STATED PROBLEM. Copy out every record below with complete accuracy.

>> START

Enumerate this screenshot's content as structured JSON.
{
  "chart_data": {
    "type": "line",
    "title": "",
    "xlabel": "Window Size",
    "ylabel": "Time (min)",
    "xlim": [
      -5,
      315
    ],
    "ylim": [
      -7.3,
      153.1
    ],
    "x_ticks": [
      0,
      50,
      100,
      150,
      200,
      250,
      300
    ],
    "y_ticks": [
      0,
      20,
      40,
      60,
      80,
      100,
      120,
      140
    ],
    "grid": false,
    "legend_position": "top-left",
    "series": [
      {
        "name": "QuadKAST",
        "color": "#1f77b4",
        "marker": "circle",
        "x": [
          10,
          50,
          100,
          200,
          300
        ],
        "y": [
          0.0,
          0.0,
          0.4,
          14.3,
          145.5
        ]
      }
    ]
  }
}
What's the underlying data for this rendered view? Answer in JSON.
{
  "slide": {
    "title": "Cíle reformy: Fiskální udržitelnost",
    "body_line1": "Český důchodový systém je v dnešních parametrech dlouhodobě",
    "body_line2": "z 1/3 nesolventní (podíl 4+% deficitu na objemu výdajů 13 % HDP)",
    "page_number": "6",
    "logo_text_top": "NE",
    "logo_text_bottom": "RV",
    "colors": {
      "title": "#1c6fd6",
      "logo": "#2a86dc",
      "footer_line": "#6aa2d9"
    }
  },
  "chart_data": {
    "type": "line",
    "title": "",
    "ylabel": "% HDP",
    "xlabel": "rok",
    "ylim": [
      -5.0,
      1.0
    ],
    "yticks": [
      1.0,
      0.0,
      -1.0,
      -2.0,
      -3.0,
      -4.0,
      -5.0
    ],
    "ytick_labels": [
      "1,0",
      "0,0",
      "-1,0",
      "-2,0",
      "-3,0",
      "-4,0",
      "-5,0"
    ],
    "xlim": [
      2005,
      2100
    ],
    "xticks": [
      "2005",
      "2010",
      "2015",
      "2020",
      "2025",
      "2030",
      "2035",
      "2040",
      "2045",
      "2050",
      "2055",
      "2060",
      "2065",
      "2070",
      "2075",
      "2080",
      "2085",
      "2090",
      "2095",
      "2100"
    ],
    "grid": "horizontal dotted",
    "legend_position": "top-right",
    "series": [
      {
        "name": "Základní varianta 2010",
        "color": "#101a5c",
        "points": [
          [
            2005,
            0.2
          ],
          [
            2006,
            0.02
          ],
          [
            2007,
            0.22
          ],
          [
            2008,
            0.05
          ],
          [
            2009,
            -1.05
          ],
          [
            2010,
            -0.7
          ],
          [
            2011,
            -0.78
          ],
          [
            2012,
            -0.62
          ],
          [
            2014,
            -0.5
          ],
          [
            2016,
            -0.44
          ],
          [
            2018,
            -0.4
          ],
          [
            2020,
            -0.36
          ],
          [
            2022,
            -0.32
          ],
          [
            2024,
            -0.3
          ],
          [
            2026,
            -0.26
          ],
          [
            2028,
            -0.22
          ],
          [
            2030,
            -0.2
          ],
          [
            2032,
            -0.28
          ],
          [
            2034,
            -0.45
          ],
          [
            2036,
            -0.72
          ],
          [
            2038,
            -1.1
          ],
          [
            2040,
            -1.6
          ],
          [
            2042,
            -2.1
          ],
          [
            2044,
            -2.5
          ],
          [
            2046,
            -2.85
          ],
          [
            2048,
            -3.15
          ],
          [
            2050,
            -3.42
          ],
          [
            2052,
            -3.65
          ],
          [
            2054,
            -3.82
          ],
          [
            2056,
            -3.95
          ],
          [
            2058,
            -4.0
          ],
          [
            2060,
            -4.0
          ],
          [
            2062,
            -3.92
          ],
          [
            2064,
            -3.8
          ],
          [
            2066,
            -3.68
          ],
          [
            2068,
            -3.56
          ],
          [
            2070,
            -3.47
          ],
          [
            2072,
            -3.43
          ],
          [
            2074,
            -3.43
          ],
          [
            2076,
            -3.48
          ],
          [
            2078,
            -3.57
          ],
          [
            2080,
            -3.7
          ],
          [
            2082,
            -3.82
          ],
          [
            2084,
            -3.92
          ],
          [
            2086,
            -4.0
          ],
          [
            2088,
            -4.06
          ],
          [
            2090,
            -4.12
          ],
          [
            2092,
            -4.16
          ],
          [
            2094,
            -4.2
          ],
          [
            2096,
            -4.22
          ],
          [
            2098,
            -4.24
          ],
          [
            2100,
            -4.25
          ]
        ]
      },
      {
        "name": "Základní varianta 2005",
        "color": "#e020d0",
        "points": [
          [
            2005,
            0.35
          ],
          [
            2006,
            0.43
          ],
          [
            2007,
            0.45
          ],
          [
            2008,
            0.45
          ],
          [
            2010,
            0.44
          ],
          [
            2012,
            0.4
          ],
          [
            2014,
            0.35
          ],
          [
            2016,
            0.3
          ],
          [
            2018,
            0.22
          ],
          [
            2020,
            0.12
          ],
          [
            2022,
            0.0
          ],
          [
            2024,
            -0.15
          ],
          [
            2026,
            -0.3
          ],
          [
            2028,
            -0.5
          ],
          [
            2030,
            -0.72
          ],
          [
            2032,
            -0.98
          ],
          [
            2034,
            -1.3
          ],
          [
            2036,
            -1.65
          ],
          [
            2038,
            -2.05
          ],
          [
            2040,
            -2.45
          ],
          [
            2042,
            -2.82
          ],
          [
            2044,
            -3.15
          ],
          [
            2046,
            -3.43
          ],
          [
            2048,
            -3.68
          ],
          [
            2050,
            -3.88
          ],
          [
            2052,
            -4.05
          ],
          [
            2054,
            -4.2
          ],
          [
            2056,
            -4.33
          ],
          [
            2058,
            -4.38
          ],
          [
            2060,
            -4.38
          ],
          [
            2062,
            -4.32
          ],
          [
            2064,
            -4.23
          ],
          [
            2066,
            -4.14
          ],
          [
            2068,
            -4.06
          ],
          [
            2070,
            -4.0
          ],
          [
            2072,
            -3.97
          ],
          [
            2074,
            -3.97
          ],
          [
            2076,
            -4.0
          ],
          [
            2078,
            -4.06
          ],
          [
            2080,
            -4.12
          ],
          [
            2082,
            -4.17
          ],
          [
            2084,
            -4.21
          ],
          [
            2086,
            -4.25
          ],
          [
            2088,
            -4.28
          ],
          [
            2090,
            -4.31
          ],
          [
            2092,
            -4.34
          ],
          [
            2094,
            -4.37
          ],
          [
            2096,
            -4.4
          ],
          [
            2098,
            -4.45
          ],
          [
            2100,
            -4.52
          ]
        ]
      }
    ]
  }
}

>> END

FULL OUTPUT.
Enumerate this screenshot's content as structured JSON.
{
  "chart_data": {
    "type": "line",
    "title": "",
    "xlabel": "Window Size",
    "ylabel": "Time (min)",
    "xlim": [
      -5,
      315
    ],
    "ylim": [
      -7.3,
      153.1
    ],
    "x_ticks": [
      0,
      50,
      100,
      150,
      200,
      250,
      300
    ],
    "y_ticks": [
      0,
      20,
      40,
      60,
      80,
      100,
      120,
      140
    ],
    "grid": false,
    "legend_position": "top-left",
    "series": [
      {
        "name": "QuadKAST",
        "color": "#1f77b4",
        "marker": "circle",
        "x": [
          10,
          50,
          100,
          200,
          300
        ],
        "y": [
          0.0,
          0.0,
          0.4,
          14.3,
          145.5
        ]
      }
    ]
  }
}
What's the underlying data for this rendered view? Answer in JSON.
{
  "slide": {
    "title": "Cíle reformy: Fiskální udržitelnost",
    "body_line1": "Český důchodový systém je v dnešních parametrech dlouhodobě",
    "body_line2": "z 1/3 nesolventní (podíl 4+% deficitu na objemu výdajů 13 % HDP)",
    "page_number": "6",
    "logo_text_top": "NE",
    "logo_text_bottom": "RV",
    "colors": {
      "title": "#1c6fd6",
      "logo": "#2a86dc",
      "footer_line": "#6aa2d9"
    }
  },
  "chart_data": {
    "type": "line",
    "title": "",
    "ylabel": "% HDP",
    "xlabel": "rok",
    "ylim": [
      -5.0,
      1.0
    ],
    "yticks": [
      1.0,
      0.0,
      -1.0,
      -2.0,
      -3.0,
      -4.0,
      -5.0
    ],
    "ytick_labels": [
      "1,0",
      "0,0",
      "-1,0",
      "-2,0",
      "-3,0",
      "-4,0",
      "-5,0"
    ],
    "xlim": [
      2005,
      2100
    ],
    "xticks": [
      "2005",
      "2010",
      "2015",
      "2020",
      "2025",
      "2030",
      "2035",
      "2040",
      "2045",
      "2050",
      "2055",
      "2060",
      "2065",
      "2070",
      "2075",
      "2080",
      "2085",
      "2090",
      "2095",
      "2100"
    ],
    "grid": "horizontal dotted",
    "legend_position": "top-right",
    "series": [
      {
        "name": "Základní varianta 2010",
        "color": "#101a5c",
        "points": [
          [
            2005,
            0.2
          ],
          [
            2006,
            0.02
          ],
          [
            2007,
            0.22
          ],
          [
            2008,
            0.05
          ],
          [
            2009,
            -1.05
          ],
          [
            2010,
            -0.7
          ],
          [
            2011,
            -0.78
          ],
          [
            2012,
            -0.62
          ],
          [
            2014,
            -0.5
          ],
          [
            2016,
            -0.44
          ],
          [
            2018,
            -0.4
          ],
          [
            2020,
            -0.36
          ],
          [
            2022,
            -0.32
          ],
          [
            2024,
            -0.3
          ],
          [
            2026,
            -0.26
          ],
          [
            2028,
            -0.22
          ],
          [
            2030,
            -0.2
          ],
          [
            2032,
            -0.28
          ],
          [
            2034,
            -0.45
          ],
          [
            2036,
            -0.72
          ],
          [
            2038,
            -1.1
          ],
          [
            2040,
            -1.6
          ],
          [
            2042,
            -2.1
          ],
          [
            2044,
            -2.5
          ],
          [
            2046,
            -2.85
          ],
          [
            2048,
            -3.15
          ],
          [
            2050,
            -3.42
          ],
          [
            2052,
            -3.65
          ],
          [
            2054,
            -3.82
          ],
          [
            2056,
            -3.95
          ],
          [
            2058,
            -4.0
          ],
          [
            2060,
            -4.0
          ],
          [
            2062,
            -3.92
          ],
          [
            2064,
            -3.8
          ],
          [
            2066,
            -3.68
          ],
          [
            2068,
            -3.56
          ],
          [
            2070,
            -3.47
          ],
          [
            2072,
            -3.43
          ],
          [
            2074,
            -3.43
          ],
          [
            2076,
            -3.48
          ],
          [
            2078,
            -3.57
          ],
          [
            2080,
            -3.7
          ],
          [
            2082,
            -3.82
          ],
          [
            2084,
            -3.92
          ],
          [
            2086,
            -4.0
          ],
          [
            2088,
            -4.06
          ],
          [
            2090,
            -4.12
          ],
          [
            2092,
            -4.16
          ],
          [
            2094,
            -4.2
          ],
          [
            2096,
            -4.22
          ],
          [
            2098,
            -4.24
          ],
          [
            2100,
            -4.25
          ]
        ]
      },
      {
        "name": "Základní varianta 2005",
        "color": "#e020d0",
        "points": [
          [
            2005,
            0.35
          ],
          [
            2006,
            0.43
          ],
          [
            2007,
            0.45
          ],
          [
            2008,
            0.45
          ],
          [
            2010,
            0.44
          ],
          [
            2012,
            0.4
          ],
          [
            2014,
            0.35
          ],
          [
            2016,
            0.3
          ],
          [
            2018,
            0.22
          ],
          [
            2020,
            0.12
          ],
          [
            2022,
            0.0
          ],
          [
            2024,
            -0.15
          ],
          [
            2026,
            -0.3
          ],
          [
            2028,
            -0.5
          ],
          [
            2030,
            -0.72
          ],
          [
            2032,
            -0.98
          ],
          [
            2034,
            -1.3
          ],
          [
            2036,
            -1.65
          ],
          [
            2038,
            -2.05
          ],
          [
            2040,
            -2.45
          ],
          [
            2042,
            -2.82
          ],
          [
            2044,
            -3.15
          ],
          [
            2046,
            -3.43
          ],
          [
            2048,
            -3.68
          ],
          [
            2050,
            -3.88
          ],
          [
            2052,
            -4.05
          ],
          [
            2054,
            -4.2
          ],
          [
            2056,
            -4.33
          ],
          [
            2058,
            -4.38
          ],
          [
            2060,
            -4.38
          ],
          [
            2062,
            -4.32
          ],
          [
            2064,
            -4.23
          ],
          [
            2066,
            -4.14
          ],
          [
            2068,
            -4.06
          ],
          [
            2070,
            -4.0
          ],
          [
            2072,
            -3.97
          ],
          [
            2074,
            -3.97
          ],
          [
            2076,
            -4.0
          ],
          [
            2078,
            -4.06
          ],
          [
            2080,
            -4.12
          ],
          [
            2082,
            -4.17
          ],
          [
            2084,
            -4.21
          ],
          [
            2086,
            -4.25
          ],
          [
            2088,
            -4.28
          ],
          [
            2090,
            -4.31
          ],
          [
            2092,
            -4.34
          ],
          [
            2094,
            -4.37
          ],
          [
            2096,
            -4.4
          ],
          [
            2098,
            -4.45
          ],
          [
            2100,
            -4.52
          ]
        ]
      }
    ]
  }
}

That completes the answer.